▶ _Records shown_:
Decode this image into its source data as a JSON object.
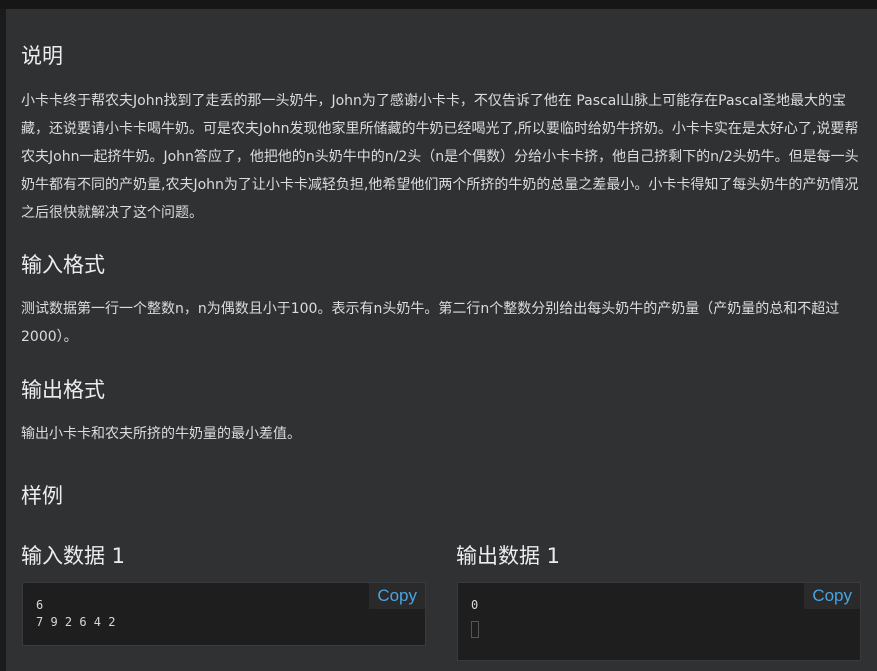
{
  "description": {
    "title": "说明",
    "text": "小卡卡终于帮农夫John找到了走丢的那一头奶牛，John为了感谢小卡卡，不仅告诉了他在 Pascal山脉上可能存在Pascal圣地最大的宝藏，还说要请小卡卡喝牛奶。可是农夫John发现他家里所储藏的牛奶已经喝光了,所以要临时给奶牛挤奶。小卡卡实在是太好心了,说要帮农夫John一起挤牛奶。John答应了，他把他的n头奶牛中的n/2头（n是个偶数）分给小卡卡挤，他自己挤剩下的n/2头奶牛。但是每一头奶牛都有不同的产奶量,农夫John为了让小卡卡减轻负担,他希望他们两个所挤的牛奶的总量之差最小。小卡卡得知了每头奶牛的产奶情况之后很快就解决了这个问题。"
  },
  "input_format": {
    "title": "输入格式",
    "text": "测试数据第一行一个整数n，n为偶数且小于100。表示有n头奶牛。第二行n个整数分别给出每头奶牛的产奶量（产奶量的总和不超过2000）。"
  },
  "output_format": {
    "title": "输出格式",
    "text": "输出小卡卡和农夫所挤的牛奶量的最小差值。"
  },
  "samples": {
    "title": "样例",
    "input_title": "输入数据 1",
    "input_code": "6\n7 9 2 6 4 2",
    "output_title": "输出数据 1",
    "output_code": "0",
    "copy_label": "Copy"
  },
  "colors": {
    "background": "#303133",
    "copy_accent": "#4aa3df"
  }
}
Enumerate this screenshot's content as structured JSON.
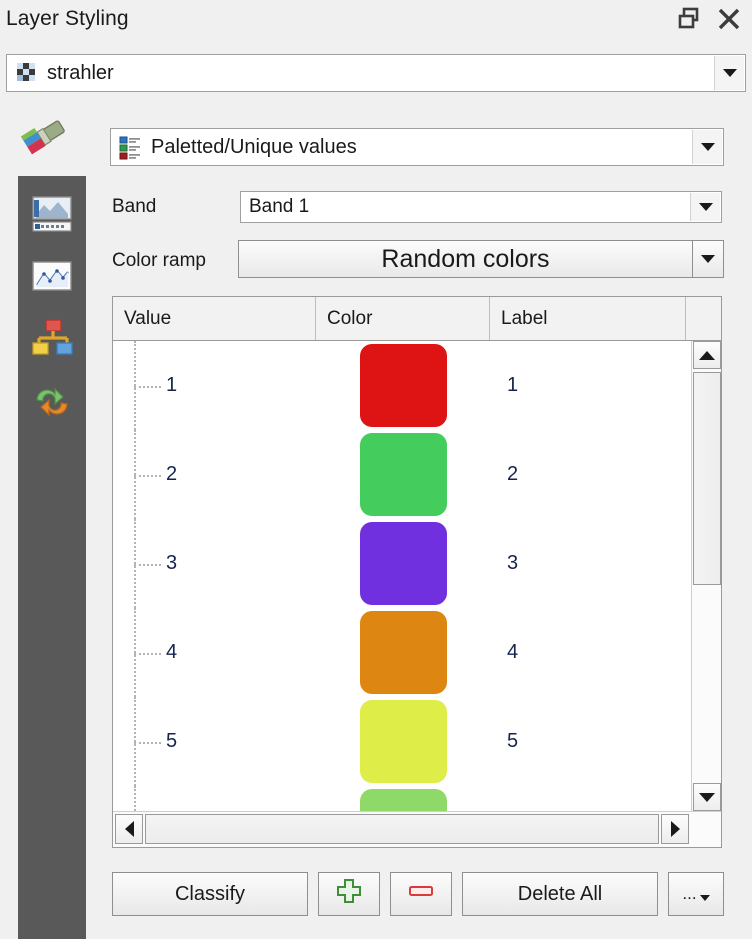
{
  "panel": {
    "title": "Layer Styling",
    "float_icon": "float-window-icon",
    "close_icon": "close-icon"
  },
  "layer_selector": {
    "icon": "raster-layer-icon",
    "value": "strahler",
    "arrow_icon": "chevron-down-icon"
  },
  "rail": {
    "brush_icon": "paintbrush-icon",
    "items": [
      {
        "icon": "symbology-raster-icon",
        "name": "symbology"
      },
      {
        "icon": "histogram-icon",
        "name": "histogram"
      },
      {
        "icon": "rendering-pyramid-icon",
        "name": "rendering"
      },
      {
        "icon": "undo-redo-icon",
        "name": "history"
      }
    ]
  },
  "renderer": {
    "icon": "paletted-values-icon",
    "value": "Paletted/Unique values",
    "arrow_icon": "chevron-down-icon"
  },
  "band": {
    "label": "Band",
    "value": "Band 1",
    "arrow_icon": "chevron-down-icon"
  },
  "color_ramp": {
    "label": "Color ramp",
    "value": "Random colors",
    "arrow_icon": "chevron-down-icon"
  },
  "table": {
    "columns": [
      "Value",
      "Color",
      "Label"
    ],
    "sort_indicator_icon": "sort-ascending-icon",
    "rows": [
      {
        "value": "1",
        "color": "#DE1414",
        "label": "1"
      },
      {
        "value": "2",
        "color": "#44CC5C",
        "label": "2"
      },
      {
        "value": "3",
        "color": "#7030E0",
        "label": "3"
      },
      {
        "value": "4",
        "color": "#DD8612",
        "label": "4"
      },
      {
        "value": "5",
        "color": "#DFED48",
        "label": "5"
      },
      {
        "value": "",
        "color": "#8ED968",
        "label": ""
      }
    ]
  },
  "scrollbars": {
    "v_up_icon": "triangle-up-icon",
    "v_down_icon": "triangle-down-icon",
    "h_left_icon": "triangle-left-icon",
    "h_right_icon": "triangle-right-icon"
  },
  "buttons": {
    "classify": "Classify",
    "add_icon": "plus-icon",
    "remove_icon": "minus-icon",
    "delete_all": "Delete All",
    "more": "..."
  }
}
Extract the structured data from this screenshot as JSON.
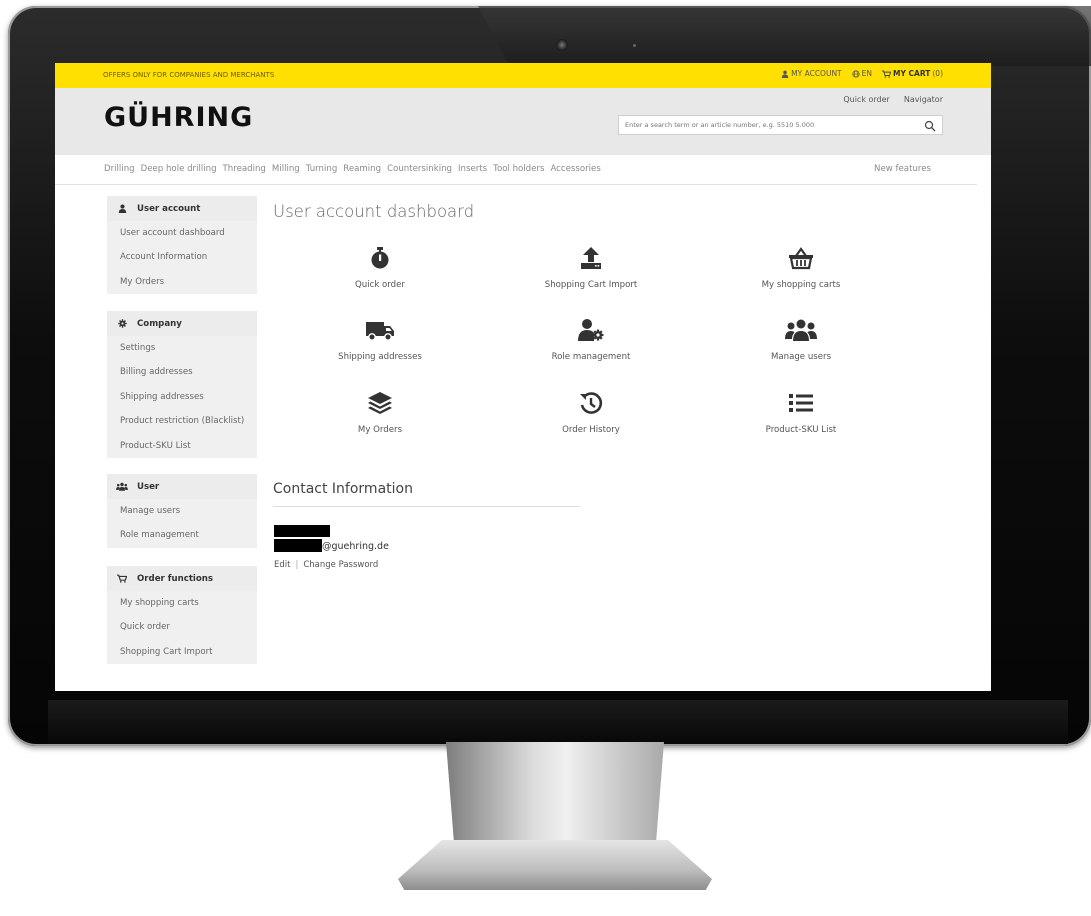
{
  "topbar": {
    "offers": "OFFERS ONLY FOR COMPANIES AND MERCHANTS",
    "my_account": "MY ACCOUNT",
    "language": "EN",
    "cart_label": "MY CART",
    "cart_count": "(0)"
  },
  "header": {
    "logo": "GÜHRING",
    "quick_order": "Quick order",
    "navigator": "Navigator",
    "search_placeholder": "Enter a search term or an article number, e.g. 5510 5.000"
  },
  "nav": {
    "items": [
      "Drilling",
      "Deep hole drilling",
      "Threading",
      "Milling",
      "Turning",
      "Reaming",
      "Countersinking",
      "Inserts",
      "Tool holders",
      "Accessories"
    ],
    "new_features": "New features"
  },
  "sidebar": {
    "groups": [
      {
        "title": "User account",
        "icon": "user-icon",
        "items": [
          "User account dashboard",
          "Account Information",
          "My Orders"
        ]
      },
      {
        "title": "Company",
        "icon": "gear-icon",
        "items": [
          "Settings",
          "Billing addresses",
          "Shipping addresses",
          "Product restriction (Blacklist)",
          "Product-SKU List"
        ]
      },
      {
        "title": "User",
        "icon": "users-icon",
        "items": [
          "Manage users",
          "Role management"
        ]
      },
      {
        "title": "Order functions",
        "icon": "cart-icon",
        "items": [
          "My shopping carts",
          "Quick order",
          "Shopping Cart Import"
        ]
      }
    ]
  },
  "main": {
    "title": "User account dashboard",
    "tiles": [
      {
        "label": "Quick order",
        "icon": "stopwatch-icon"
      },
      {
        "label": "Shopping Cart Import",
        "icon": "upload-icon"
      },
      {
        "label": "My shopping carts",
        "icon": "basket-icon"
      },
      {
        "label": "Shipping addresses",
        "icon": "truck-icon"
      },
      {
        "label": "Role management",
        "icon": "user-gear-icon"
      },
      {
        "label": "Manage users",
        "icon": "users-icon"
      },
      {
        "label": "My Orders",
        "icon": "layers-icon"
      },
      {
        "label": "Order History",
        "icon": "history-icon"
      },
      {
        "label": "Product-SKU List",
        "icon": "list-icon"
      }
    ]
  },
  "contact": {
    "title": "Contact Information",
    "email_suffix": "@guehring.de",
    "edit": "Edit",
    "separator": "|",
    "change_password": "Change Password"
  },
  "colors": {
    "accent": "#ffe000",
    "header_bg": "#e8e8e8",
    "sidebar_bg": "#ececec"
  }
}
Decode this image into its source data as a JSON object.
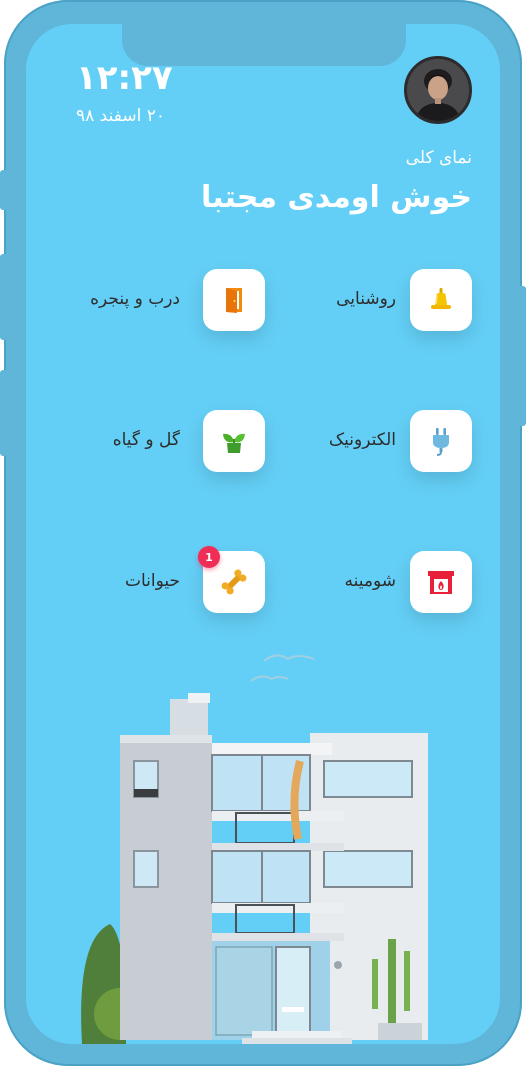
{
  "status": {
    "time": "۱۲:۲۷",
    "date": "۲۰ اسفند ۹۸"
  },
  "header": {
    "subtitle": "نمای کلی",
    "title": "خوش اومدی مجتبا"
  },
  "categories": [
    {
      "label": "روشنایی",
      "icon": "bell-icon"
    },
    {
      "label": "درب و پنجره",
      "icon": "door-icon"
    },
    {
      "label": "الکترونیک",
      "icon": "plug-icon"
    },
    {
      "label": "گل و گیاه",
      "icon": "plant-icon"
    },
    {
      "label": "شومینه",
      "icon": "fireplace-icon"
    },
    {
      "label": "حیوانات",
      "icon": "bone-icon",
      "badge": "1"
    }
  ],
  "colors": {
    "background": "#64cff6",
    "frame": "#5fb6d8",
    "badge": "#ef2d57"
  }
}
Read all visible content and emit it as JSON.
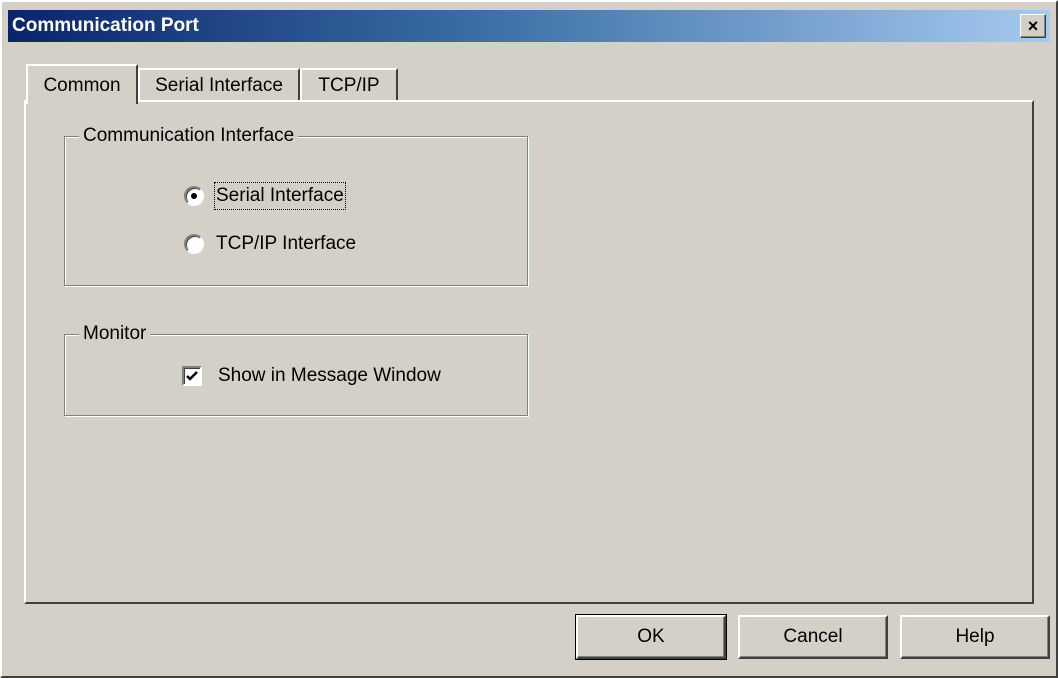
{
  "window": {
    "title": "Communication Port",
    "close_glyph": "×",
    "close_icon": "close-icon"
  },
  "tabs": [
    {
      "label": "Common",
      "active": true
    },
    {
      "label": "Serial Interface",
      "active": false
    },
    {
      "label": "TCP/IP",
      "active": false
    }
  ],
  "comm_group": {
    "legend": "Communication Interface",
    "options": [
      {
        "label": "Serial Interface",
        "selected": true
      },
      {
        "label": "TCP/IP Interface",
        "selected": false
      }
    ]
  },
  "monitor_group": {
    "legend": "Monitor",
    "checkbox_label": "Show in Message Window",
    "checked": true
  },
  "buttons": {
    "ok": "OK",
    "cancel": "Cancel",
    "help": "Help"
  },
  "colors": {
    "titlebar_start": "#0a246a",
    "titlebar_end": "#a6caf0",
    "face": "#d4d0c8"
  }
}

▶ _Objective_:
The word "Communication" may occur in lines of the records. Report how many such lines there are, giving only the number.

▶ _The answer_:
2